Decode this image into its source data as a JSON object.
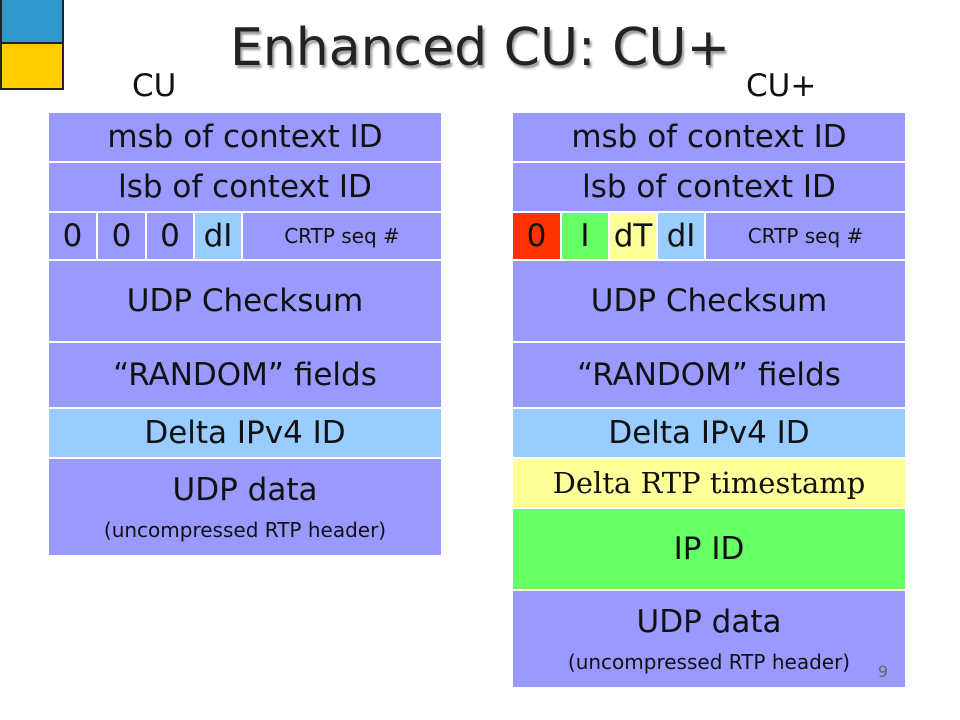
{
  "title": "Enhanced CU: CU+",
  "colors": {
    "periwinkle": "#9999ff",
    "light_blue": "#99ccff",
    "red": "#ff3300",
    "green": "#66ff66",
    "pale_yellow": "#ffff99",
    "deco_blue": "#3399cc",
    "deco_yellow": "#ffcc00"
  },
  "cu": {
    "label": "CU",
    "msb": "msb of context ID",
    "lsb": "lsb of context ID",
    "bits": [
      "0",
      "0",
      "0",
      "dI"
    ],
    "seq": "CRTP seq #",
    "checksum": "UDP Checksum",
    "random": "“RANDOM” fields",
    "delta_ipv4": "Delta IPv4 ID",
    "udp_data": "UDP data",
    "udp_data_sub": "(uncompressed RTP header)"
  },
  "cuplus": {
    "label": "CU+",
    "msb": "msb of context ID",
    "lsb": "lsb of context ID",
    "bits": [
      "0",
      "I",
      "dT",
      "dI"
    ],
    "seq": "CRTP seq #",
    "checksum": "UDP Checksum",
    "random": "“RANDOM” fields",
    "delta_ipv4": "Delta IPv4 ID",
    "delta_rtp": "Delta RTP timestamp",
    "ip_id": "IP ID",
    "udp_data": "UDP data",
    "udp_data_sub": "(uncompressed RTP header)"
  },
  "page_number": "9"
}
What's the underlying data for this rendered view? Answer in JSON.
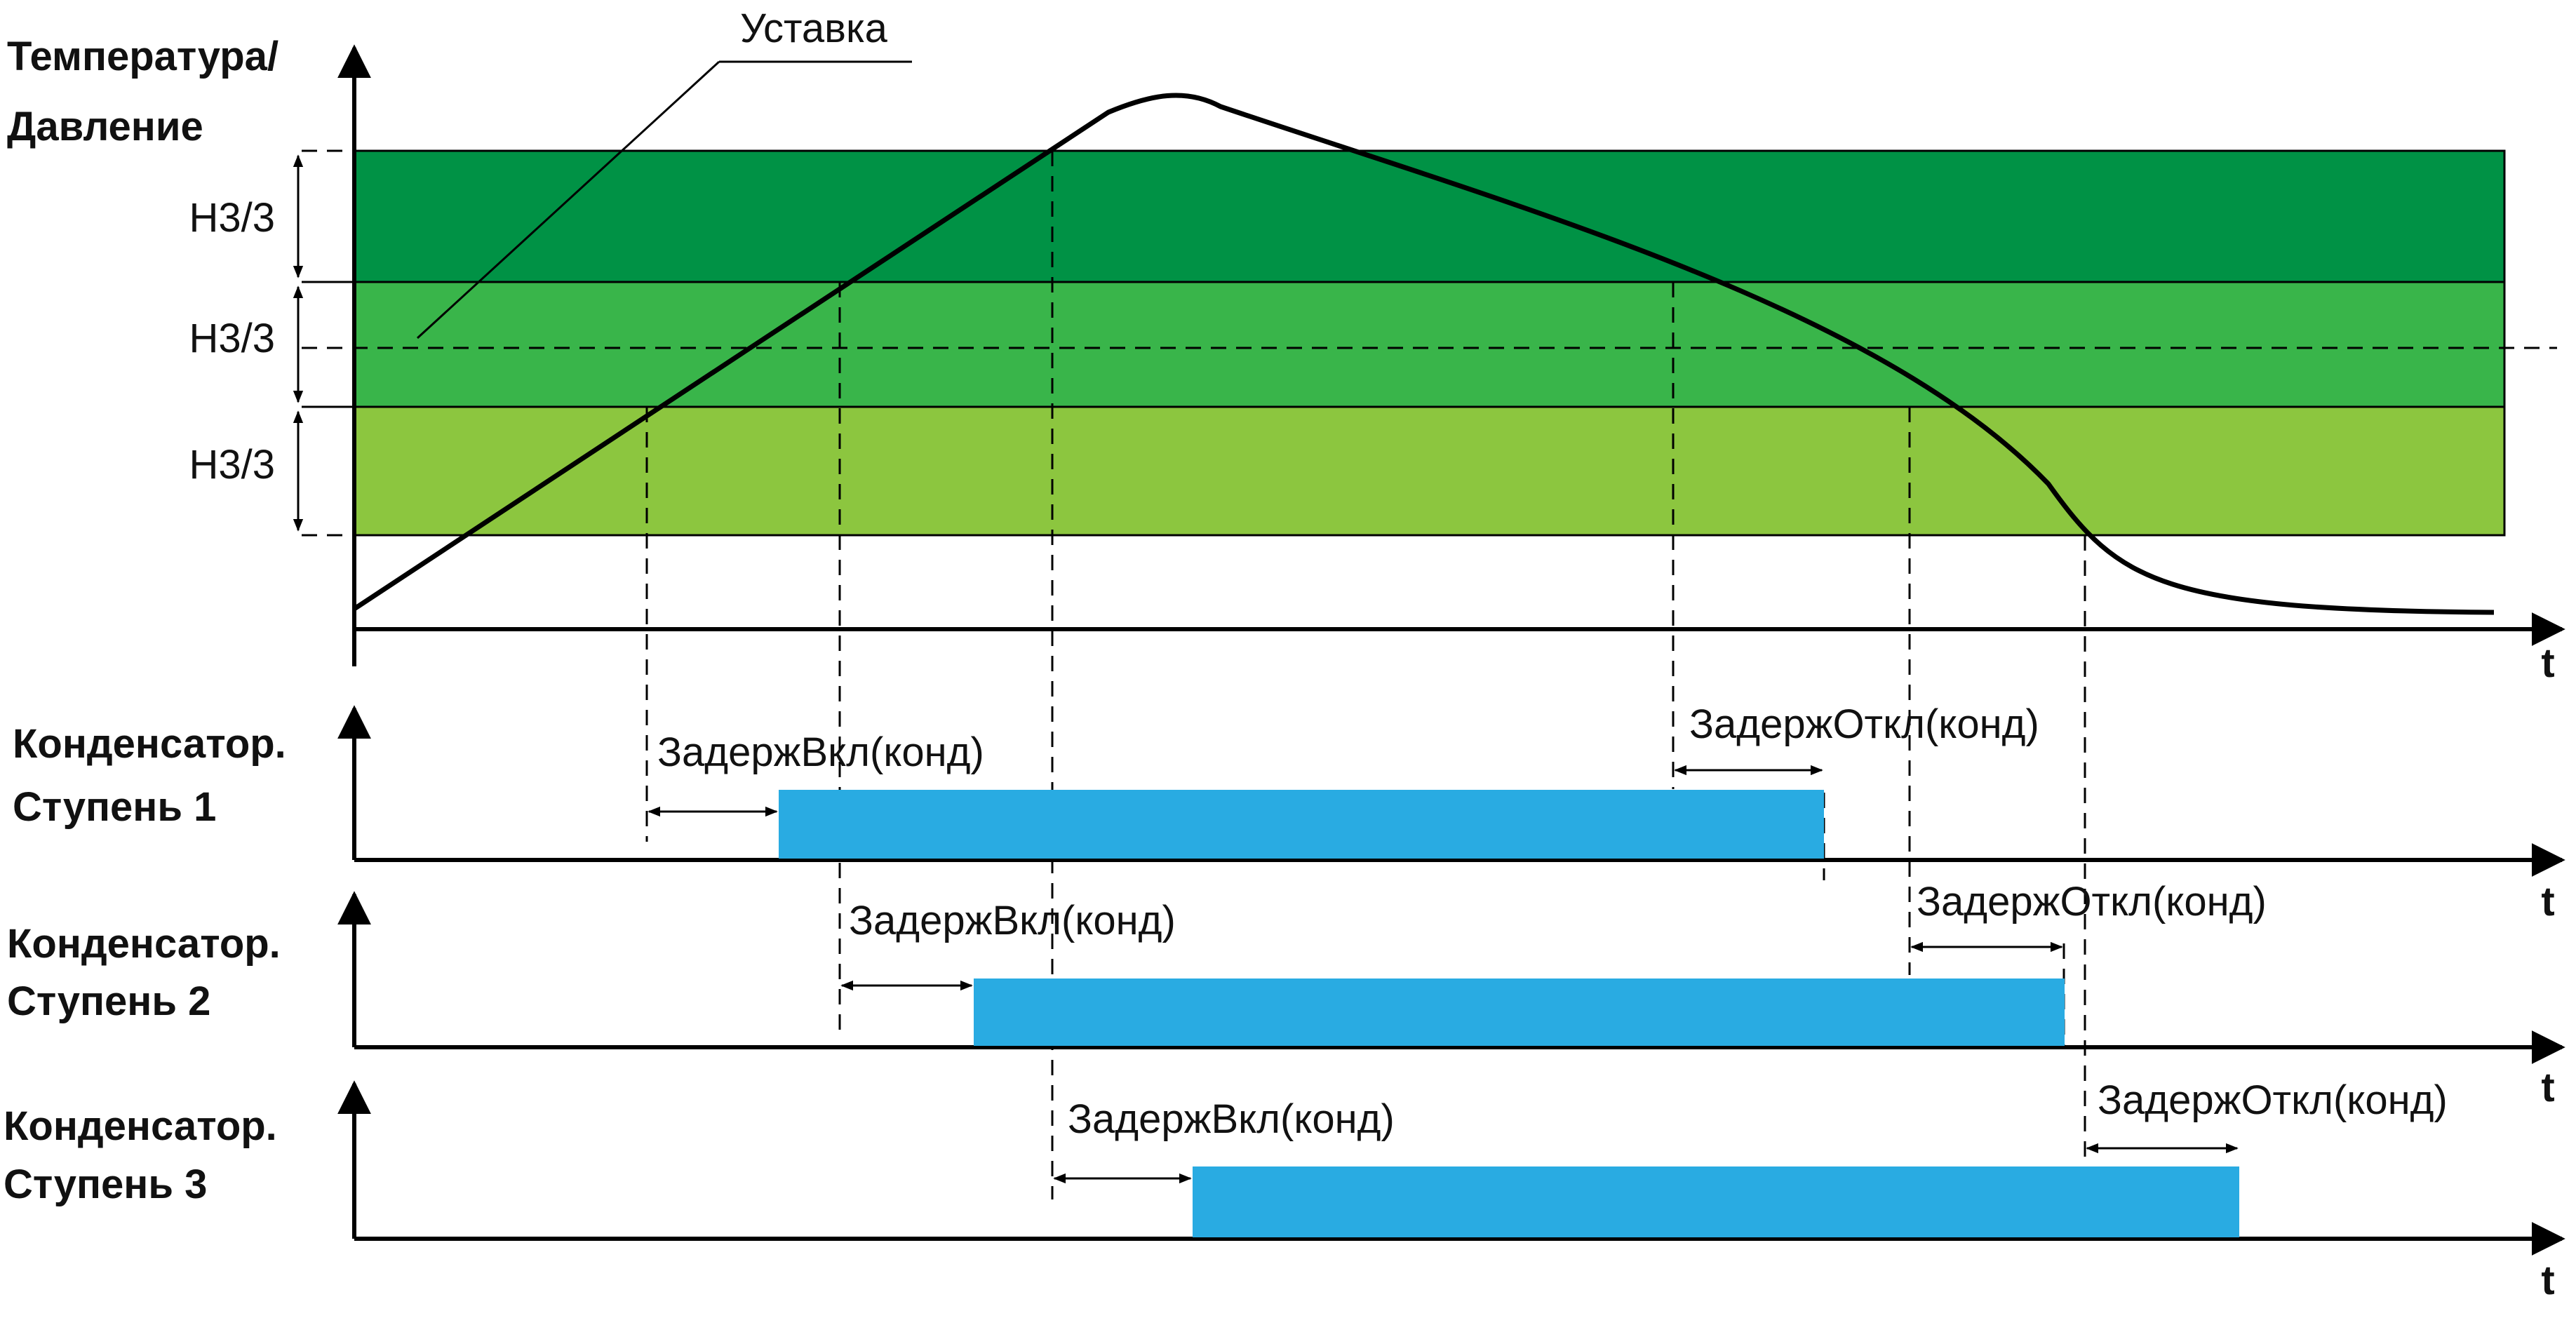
{
  "title_y_axis": {
    "line1": "Температура/",
    "line2": "Давление"
  },
  "setpoint_label": "Уставка",
  "zone_labels": [
    "Н3/3",
    "Н3/3",
    "Н3/3"
  ],
  "time_axis_label": "t",
  "stages": [
    {
      "line1": "Конденсатор.",
      "line2": "Ступень 1",
      "on_delay": "ЗадержВкл(конд)",
      "off_delay": "ЗадержОткл(конд)"
    },
    {
      "line1": "Конденсатор.",
      "line2": "Ступень 2",
      "on_delay": "ЗадержВкл(конд)",
      "off_delay": "ЗадержОткл(конд)"
    },
    {
      "line1": "Конденсатор.",
      "line2": "Ступень 3",
      "on_delay": "ЗадержВкл(конд)",
      "off_delay": "ЗадержОткл(конд)"
    }
  ],
  "colors": {
    "zone_top": "#009245",
    "zone_middle": "#39b54a",
    "zone_bottom": "#8cc63f",
    "stage_bar": "#29abe2",
    "lines": "#000000"
  }
}
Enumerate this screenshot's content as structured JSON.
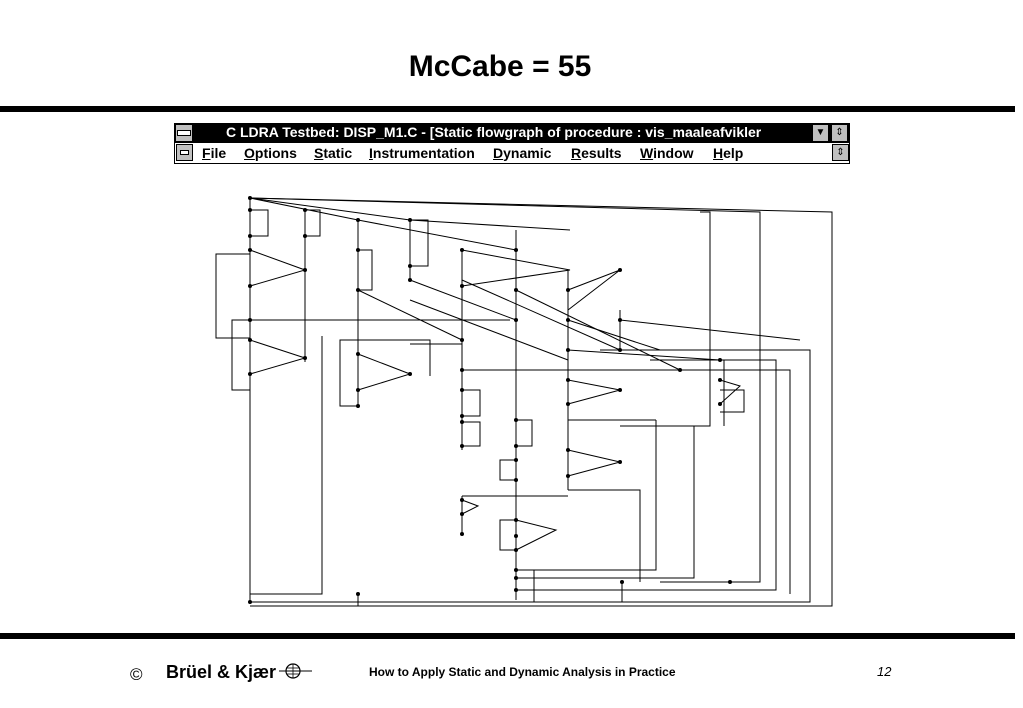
{
  "slide": {
    "title": "McCabe = 55"
  },
  "window": {
    "title": "C LDRA Testbed: DISP_M1.C - [Static flowgraph of procedure : vis_maaleafvikler",
    "minimize_icon": "down-triangle-icon",
    "restore_icon": "up-down-arrows-icon"
  },
  "menu": {
    "items": [
      {
        "underline": "F",
        "rest": "ile"
      },
      {
        "underline": "O",
        "rest": "ptions"
      },
      {
        "underline": "S",
        "rest": "tatic"
      },
      {
        "underline": "I",
        "rest": "nstrumentation"
      },
      {
        "underline": "D",
        "rest": "ynamic"
      },
      {
        "underline": "R",
        "rest": "esults"
      },
      {
        "underline": "W",
        "rest": "indow"
      },
      {
        "underline": "H",
        "rest": "elp"
      }
    ]
  },
  "footer": {
    "copyright": "©",
    "brand": "Brüel & Kjær",
    "title": "How to Apply Static and Dynamic Analysis in Practice",
    "page": "12"
  }
}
######
Reproduce the records, all of them, word for word; omit the pictures.

## [OUTPUT BELOW]
Decode this image into its source data as a JSON object.
{
  "title": "Enhanced CU: CU+",
  "colors": {
    "periwinkle": "#9999ff",
    "light_blue": "#99ccff",
    "red": "#ff3300",
    "green": "#66ff66",
    "pale_yellow": "#ffff99",
    "deco_blue": "#3399cc",
    "deco_yellow": "#ffcc00"
  },
  "cu": {
    "label": "CU",
    "msb": "msb of context ID",
    "lsb": "lsb of context ID",
    "bits": [
      "0",
      "0",
      "0",
      "dI"
    ],
    "seq": "CRTP seq #",
    "checksum": "UDP Checksum",
    "random": "“RANDOM” fields",
    "delta_ipv4": "Delta IPv4 ID",
    "udp_data": "UDP data",
    "udp_data_sub": "(uncompressed RTP header)"
  },
  "cuplus": {
    "label": "CU+",
    "msb": "msb of context ID",
    "lsb": "lsb of context ID",
    "bits": [
      "0",
      "I",
      "dT",
      "dI"
    ],
    "seq": "CRTP seq #",
    "checksum": "UDP Checksum",
    "random": "“RANDOM” fields",
    "delta_ipv4": "Delta IPv4 ID",
    "delta_rtp": "Delta RTP timestamp",
    "ip_id": "IP ID",
    "udp_data": "UDP data",
    "udp_data_sub": "(uncompressed RTP header)"
  },
  "page_number": "9"
}
What's the underlying data for this rendered view? Answer in JSON.
{
  "title_y_axis": {
    "line1": "Температура/",
    "line2": "Давление"
  },
  "setpoint_label": "Уставка",
  "zone_labels": [
    "Н3/3",
    "Н3/3",
    "Н3/3"
  ],
  "time_axis_label": "t",
  "stages": [
    {
      "line1": "Конденсатор.",
      "line2": "Ступень 1",
      "on_delay": "ЗадержВкл(конд)",
      "off_delay": "ЗадержОткл(конд)"
    },
    {
      "line1": "Конденсатор.",
      "line2": "Ступень 2",
      "on_delay": "ЗадержВкл(конд)",
      "off_delay": "ЗадержОткл(конд)"
    },
    {
      "line1": "Конденсатор.",
      "line2": "Ступень 3",
      "on_delay": "ЗадержВкл(конд)",
      "off_delay": "ЗадержОткл(конд)"
    }
  ],
  "colors": {
    "zone_top": "#009245",
    "zone_middle": "#39b54a",
    "zone_bottom": "#8cc63f",
    "stage_bar": "#29abe2",
    "lines": "#000000"
  }
}
Enumerate this screenshot's content as structured JSON.
{
  "slide": {
    "title": "McCabe = 55"
  },
  "window": {
    "title": "C LDRA Testbed: DISP_M1.C - [Static flowgraph of procedure : vis_maaleafvikler",
    "minimize_icon": "down-triangle-icon",
    "restore_icon": "up-down-arrows-icon"
  },
  "menu": {
    "items": [
      {
        "underline": "F",
        "rest": "ile"
      },
      {
        "underline": "O",
        "rest": "ptions"
      },
      {
        "underline": "S",
        "rest": "tatic"
      },
      {
        "underline": "I",
        "rest": "nstrumentation"
      },
      {
        "underline": "D",
        "rest": "ynamic"
      },
      {
        "underline": "R",
        "rest": "esults"
      },
      {
        "underline": "W",
        "rest": "indow"
      },
      {
        "underline": "H",
        "rest": "elp"
      }
    ]
  },
  "footer": {
    "copyright": "©",
    "brand": "Brüel & Kjær",
    "title": "How to Apply Static and Dynamic Analysis in Practice",
    "page": "12"
  }
}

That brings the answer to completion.